Can you give these rows again with "figure" changed to "drawing" and nothing else altered? Leave the pictures out of your answer.

> DATASET ROWS:
□ □ □ □ □ □ □

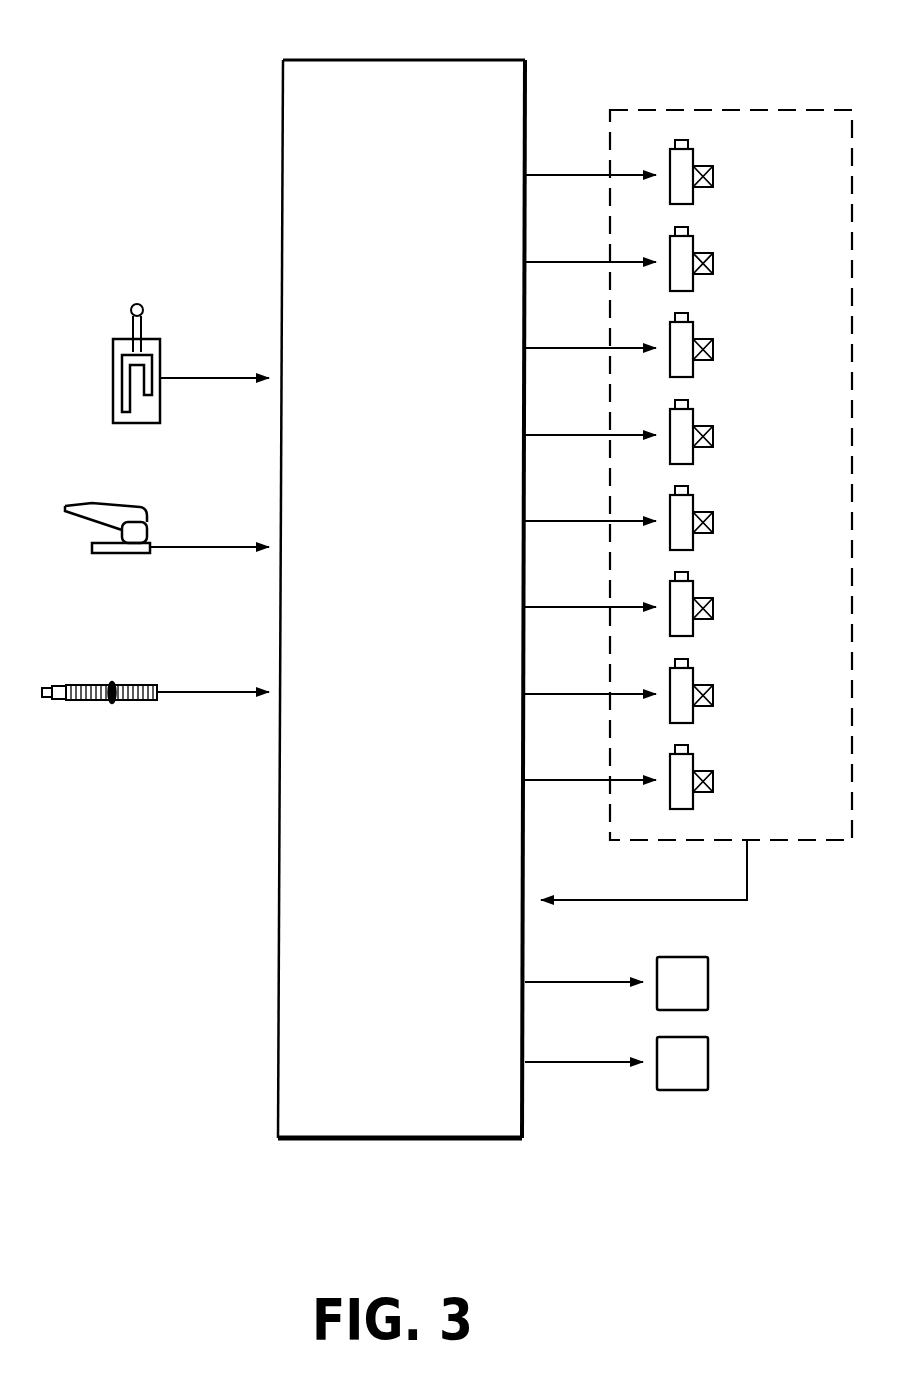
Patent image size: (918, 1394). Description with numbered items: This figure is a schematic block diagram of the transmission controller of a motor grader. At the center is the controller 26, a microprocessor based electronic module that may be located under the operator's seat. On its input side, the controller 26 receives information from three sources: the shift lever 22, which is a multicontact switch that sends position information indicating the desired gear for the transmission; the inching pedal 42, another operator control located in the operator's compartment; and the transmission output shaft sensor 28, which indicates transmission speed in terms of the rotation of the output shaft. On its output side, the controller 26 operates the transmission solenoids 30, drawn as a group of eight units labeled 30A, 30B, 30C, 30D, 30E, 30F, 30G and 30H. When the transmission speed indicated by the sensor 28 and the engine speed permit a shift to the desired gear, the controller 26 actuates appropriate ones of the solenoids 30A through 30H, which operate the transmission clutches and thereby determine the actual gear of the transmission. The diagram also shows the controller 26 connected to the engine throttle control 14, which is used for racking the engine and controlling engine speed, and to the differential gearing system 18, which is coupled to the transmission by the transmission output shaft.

The controller 26 is at (478, 62).
The shift lever 22 is at (130, 306).
The inching pedal 42 is at (120, 508).
The transmission output shaft sensor 28 is at (90, 685).
The transmission solenoids 30 is at (718, 108).
The transmission solenoid 30A is at (688, 162).
The transmission solenoid 30B is at (688, 248).
The transmission solenoid 30C is at (688, 335).
The transmission solenoid 30D is at (688, 421).
The transmission solenoid 30E is at (688, 507).
The transmission solenoid 30F is at (688, 593).
The transmission solenoid 30G is at (688, 680).
The transmission solenoid 30H is at (688, 766).
The engine throttle control 14 is at (700, 975).
The differential gearing system 18 is at (700, 1057).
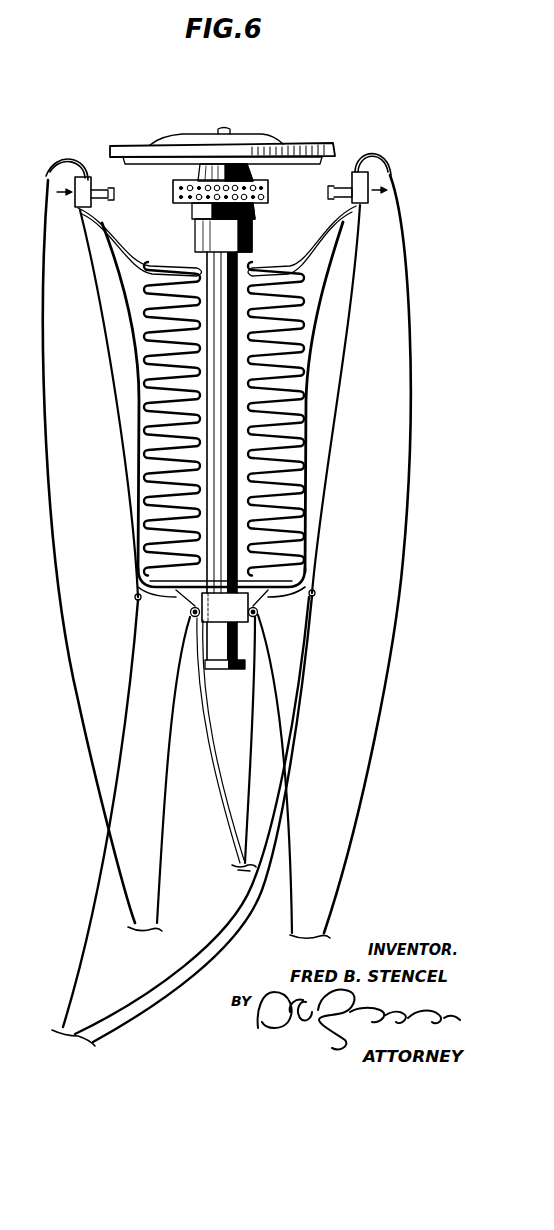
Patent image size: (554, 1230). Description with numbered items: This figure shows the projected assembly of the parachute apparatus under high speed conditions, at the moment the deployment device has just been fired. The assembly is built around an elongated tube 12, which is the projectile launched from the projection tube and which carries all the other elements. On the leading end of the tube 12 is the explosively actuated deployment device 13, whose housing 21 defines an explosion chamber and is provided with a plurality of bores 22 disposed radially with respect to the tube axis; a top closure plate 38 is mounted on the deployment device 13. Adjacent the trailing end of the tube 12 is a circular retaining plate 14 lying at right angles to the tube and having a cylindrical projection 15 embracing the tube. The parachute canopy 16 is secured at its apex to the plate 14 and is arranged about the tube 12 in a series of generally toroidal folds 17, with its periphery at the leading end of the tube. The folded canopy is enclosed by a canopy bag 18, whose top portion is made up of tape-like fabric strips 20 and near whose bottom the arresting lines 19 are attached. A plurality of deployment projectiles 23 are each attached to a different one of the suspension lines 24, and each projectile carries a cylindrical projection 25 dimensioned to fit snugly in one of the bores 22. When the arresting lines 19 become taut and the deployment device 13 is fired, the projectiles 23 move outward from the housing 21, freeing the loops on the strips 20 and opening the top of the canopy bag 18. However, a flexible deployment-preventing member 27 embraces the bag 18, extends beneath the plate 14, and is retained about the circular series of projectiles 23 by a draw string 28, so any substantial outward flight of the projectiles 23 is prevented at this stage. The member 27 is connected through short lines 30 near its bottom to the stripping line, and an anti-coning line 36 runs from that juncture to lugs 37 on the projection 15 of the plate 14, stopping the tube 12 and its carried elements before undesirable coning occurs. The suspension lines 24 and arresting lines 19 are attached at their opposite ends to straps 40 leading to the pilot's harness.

The elongated tube 12 is at (238, 267).
The explosively actuated deployment device 13 is at (256, 172).
The circular retaining plate 14 is at (267, 592).
The cylindrical projection 15 is at (245, 627).
The parachute canopy 16 is at (314, 318).
The toroidal folds 17 is at (293, 348).
The canopy bag 18 is at (300, 428).
The arresting lines 19 is at (277, 697).
The tape-like fabric strips 20 is at (322, 278).
The housing 21 is at (263, 208).
The bores 22 is at (220, 193).
The deployment projectiles 23 is at (76, 201).
The suspension lines 24 is at (43, 257).
The cylindrical projection 25 is at (98, 199).
The deployment-preventing member 27 is at (360, 220).
The draw string 28 is at (363, 168).
The short lines 30 is at (100, 882).
The anti-coning line 36 is at (145, 997).
The lug 37 is at (190, 612).
The top closure plate 38 is at (337, 147).
The straps 40 is at (8, 805).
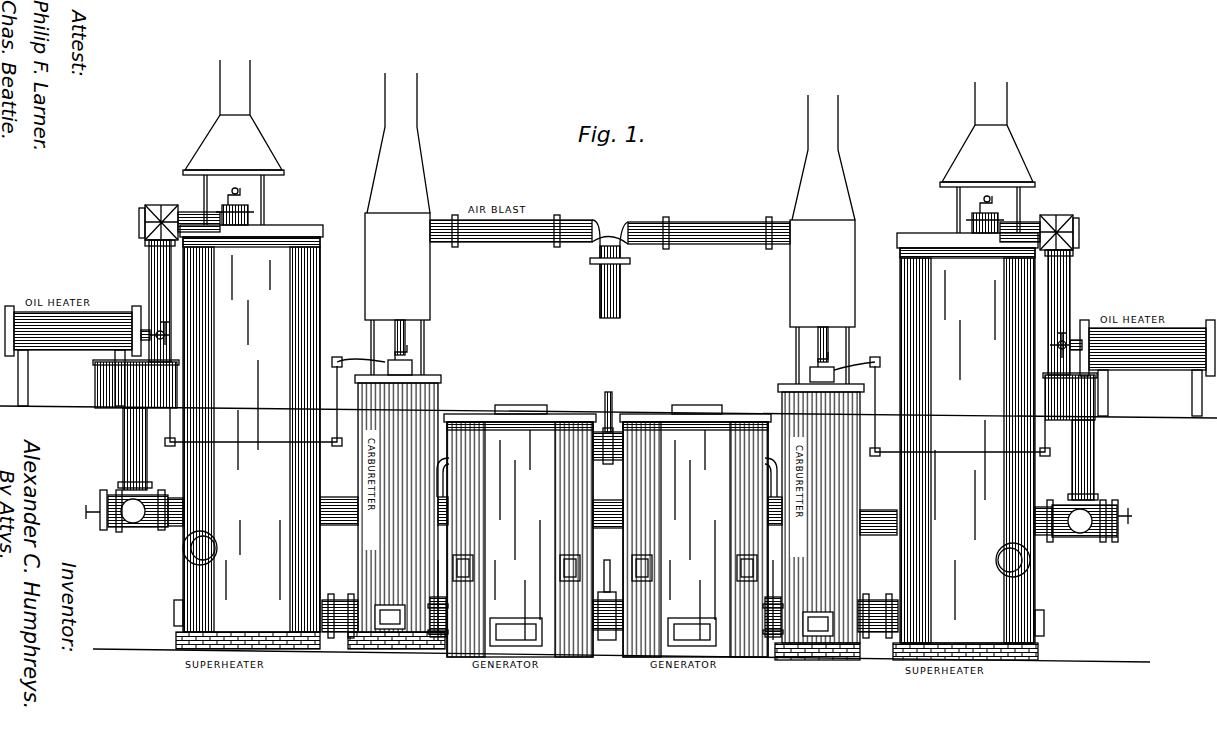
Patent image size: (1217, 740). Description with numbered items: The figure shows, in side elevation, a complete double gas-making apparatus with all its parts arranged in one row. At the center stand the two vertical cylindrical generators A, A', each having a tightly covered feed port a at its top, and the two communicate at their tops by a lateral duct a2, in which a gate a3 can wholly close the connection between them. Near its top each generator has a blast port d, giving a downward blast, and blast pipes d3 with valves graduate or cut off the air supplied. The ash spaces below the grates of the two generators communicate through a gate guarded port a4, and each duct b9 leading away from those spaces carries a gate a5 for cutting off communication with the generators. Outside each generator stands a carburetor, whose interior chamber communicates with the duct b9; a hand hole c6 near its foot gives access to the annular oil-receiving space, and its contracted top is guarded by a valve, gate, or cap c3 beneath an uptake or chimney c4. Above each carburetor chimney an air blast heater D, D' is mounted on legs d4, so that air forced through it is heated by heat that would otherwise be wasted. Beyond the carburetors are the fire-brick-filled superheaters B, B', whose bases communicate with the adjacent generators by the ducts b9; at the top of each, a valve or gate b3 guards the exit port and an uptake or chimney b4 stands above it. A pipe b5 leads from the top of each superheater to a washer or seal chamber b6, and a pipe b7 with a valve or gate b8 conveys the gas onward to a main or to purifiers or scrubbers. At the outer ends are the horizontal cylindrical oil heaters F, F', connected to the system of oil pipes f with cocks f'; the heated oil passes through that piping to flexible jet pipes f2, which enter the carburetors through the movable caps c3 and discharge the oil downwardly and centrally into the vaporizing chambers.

The generator A is at (520, 535).
The generator A' is at (695, 535).
The superheater B is at (248, 437).
The superheater B' is at (968, 446).
The air blast heater D is at (397, 266).
The air blast heater D' is at (822, 273).
The oil heater F is at (73, 356).
The oil heater F' is at (1147, 368).
The feed port a is at (608, 402).
The lateral duct a2 is at (596, 463).
The gate a3 is at (452, 468).
The gate guarded port a4 is at (608, 607).
The gate a5 is at (441, 568).
The valve or gate b3 is at (610, 206).
The uptake or chimney b4 is at (609, 123).
The pipe b5 is at (601, 283).
The washer or seal chamber b6 is at (585, 390).
The pipe b7 is at (610, 454).
The valve or gate b8 is at (608, 516).
The duct b9 is at (768, 640).
The valve, gate, or cap c3 is at (611, 363).
The uptake or chimney c4 is at (611, 146).
The hand hole c6 is at (382, 629).
The blast port d is at (606, 341).
The blast pipe d3 is at (610, 263).
The legs d4 is at (796, 352).
The oil pipe f is at (603, 411).
The cock f' is at (620, 326).
The jet pipe f2 is at (606, 356).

□ □ □ □ □ □ □

> SOLUTION FOR THIS TASK:
Patent image size: (918, 1394). Description with numbered items: This drawing is a schematic block diagram of the transmission controller of a motor grader. At the center is the controller 26, a microprocessor based electronic module that may be located under the operator's seat. On its input side, the controller 26 receives information from three sources: the shift lever 22, which is a multicontact switch that sends position information indicating the desired gear for the transmission; the inching pedal 42, another operator control located in the operator's compartment; and the transmission output shaft sensor 28, which indicates transmission speed in terms of the rotation of the output shaft. On its output side, the controller 26 operates the transmission solenoids 30, drawn as a group of eight units labeled 30A, 30B, 30C, 30D, 30E, 30F, 30G and 30H. When the transmission speed indicated by the sensor 28 and the engine speed permit a shift to the desired gear, the controller 26 actuates appropriate ones of the solenoids 30A through 30H, which operate the transmission clutches and thereby determine the actual gear of the transmission. The diagram also shows the controller 26 connected to the engine throttle control 14, which is used for racking the engine and controlling engine speed, and to the differential gearing system 18, which is coupled to the transmission by the transmission output shaft.

The controller 26 is at (478, 62).
The shift lever 22 is at (130, 306).
The inching pedal 42 is at (120, 508).
The transmission output shaft sensor 28 is at (90, 685).
The transmission solenoids 30 is at (718, 108).
The transmission solenoid 30A is at (688, 162).
The transmission solenoid 30B is at (688, 248).
The transmission solenoid 30C is at (688, 335).
The transmission solenoid 30D is at (688, 421).
The transmission solenoid 30E is at (688, 507).
The transmission solenoid 30F is at (688, 593).
The transmission solenoid 30G is at (688, 680).
The transmission solenoid 30H is at (688, 766).
The engine throttle control 14 is at (700, 975).
The differential gearing system 18 is at (700, 1057).
Patent image size: (554, 1230). Description with numbered items: This drawing shows the projected assembly of the parachute apparatus under high speed conditions, at the moment the deployment device has just been fired. The assembly is built around an elongated tube 12, which is the projectile launched from the projection tube and which carries all the other elements. On the leading end of the tube 12 is the explosively actuated deployment device 13, whose housing 21 defines an explosion chamber and is provided with a plurality of bores 22 disposed radially with respect to the tube axis; a top closure plate 38 is mounted on the deployment device 13. Adjacent the trailing end of the tube 12 is a circular retaining plate 14 lying at right angles to the tube and having a cylindrical projection 15 embracing the tube. The parachute canopy 16 is secured at its apex to the plate 14 and is arranged about the tube 12 in a series of generally toroidal folds 17, with its periphery at the leading end of the tube. The folded canopy is enclosed by a canopy bag 18, whose top portion is made up of tape-like fabric strips 20 and near whose bottom the arresting lines 19 are attached. A plurality of deployment projectiles 23 are each attached to a different one of the suspension lines 24, and each projectile carries a cylindrical projection 25 dimensioned to fit snugly in one of the bores 22. When the arresting lines 19 become taut and the deployment device 13 is fired, the projectiles 23 move outward from the housing 21, freeing the loops on the strips 20 and opening the top of the canopy bag 18. However, a flexible deployment-preventing member 27 embraces the bag 18, extends beneath the plate 14, and is retained about the circular series of projectiles 23 by a draw string 28, so any substantial outward flight of the projectiles 23 is prevented at this stage. The member 27 is connected through short lines 30 near its bottom to the stripping line, and an anti-coning line 36 runs from that juncture to lugs 37 on the projection 15 of the plate 14, stopping the tube 12 and its carried elements before undesirable coning occurs. The suspension lines 24 and arresting lines 19 are attached at their opposite ends to straps 40 leading to the pilot's harness.

The elongated tube 12 is at (238, 267).
The explosively actuated deployment device 13 is at (256, 172).
The circular retaining plate 14 is at (267, 592).
The cylindrical projection 15 is at (245, 627).
The parachute canopy 16 is at (314, 318).
The toroidal folds 17 is at (293, 348).
The canopy bag 18 is at (300, 428).
The arresting lines 19 is at (277, 697).
The tape-like fabric strips 20 is at (322, 278).
The housing 21 is at (263, 208).
The bores 22 is at (220, 193).
The deployment projectiles 23 is at (76, 201).
The suspension lines 24 is at (43, 257).
The cylindrical projection 25 is at (98, 199).
The deployment-preventing member 27 is at (360, 220).
The draw string 28 is at (363, 168).
The short lines 30 is at (100, 882).
The anti-coning line 36 is at (145, 997).
The lug 37 is at (190, 612).
The top closure plate 38 is at (337, 147).
The straps 40 is at (8, 805).
Patent image size: (1217, 740). Description with numbered items: The drawing shows, in side elevation, a complete double gas-making apparatus with all its parts arranged in one row. At the center stand the two vertical cylindrical generators A, A', each having a tightly covered feed port a at its top, and the two communicate at their tops by a lateral duct a2, in which a gate a3 can wholly close the connection between them. Near its top each generator has a blast port d, giving a downward blast, and blast pipes d3 with valves graduate or cut off the air supplied. The ash spaces below the grates of the two generators communicate through a gate guarded port a4, and each duct b9 leading away from those spaces carries a gate a5 for cutting off communication with the generators. Outside each generator stands a carburetor, whose interior chamber communicates with the duct b9; a hand hole c6 near its foot gives access to the annular oil-receiving space, and its contracted top is guarded by a valve, gate, or cap c3 beneath an uptake or chimney c4. Above each carburetor chimney an air blast heater D, D' is mounted on legs d4, so that air forced through it is heated by heat that would otherwise be wasted. Beyond the carburetors are the fire-brick-filled superheaters B, B', whose bases communicate with the adjacent generators by the ducts b9; at the top of each, a valve or gate b3 guards the exit port and an uptake or chimney b4 stands above it. A pipe b5 leads from the top of each superheater to a washer or seal chamber b6, and a pipe b7 with a valve or gate b8 conveys the gas onward to a main or to purifiers or scrubbers. At the outer ends are the horizontal cylindrical oil heaters F, F', connected to the system of oil pipes f with cocks f'; the heated oil passes through that piping to flexible jet pipes f2, which enter the carburetors through the movable caps c3 and discharge the oil downwardly and centrally into the vaporizing chambers.

The generator A is at (520, 535).
The generator A' is at (695, 535).
The superheater B is at (248, 437).
The superheater B' is at (968, 446).
The air blast heater D is at (397, 266).
The air blast heater D' is at (822, 273).
The oil heater F is at (73, 356).
The oil heater F' is at (1147, 368).
The feed port a is at (608, 402).
The lateral duct a2 is at (596, 463).
The gate a3 is at (452, 468).
The gate guarded port a4 is at (608, 607).
The gate a5 is at (441, 568).
The valve or gate b3 is at (610, 206).
The uptake or chimney b4 is at (609, 123).
The pipe b5 is at (601, 283).
The washer or seal chamber b6 is at (585, 390).
The pipe b7 is at (610, 454).
The valve or gate b8 is at (608, 516).
The duct b9 is at (768, 640).
The valve, gate, or cap c3 is at (611, 363).
The uptake or chimney c4 is at (611, 146).
The hand hole c6 is at (382, 629).
The blast port d is at (606, 341).
The blast pipe d3 is at (610, 263).
The legs d4 is at (796, 352).
The oil pipe f is at (603, 411).
The cock f' is at (620, 326).
The jet pipe f2 is at (606, 356).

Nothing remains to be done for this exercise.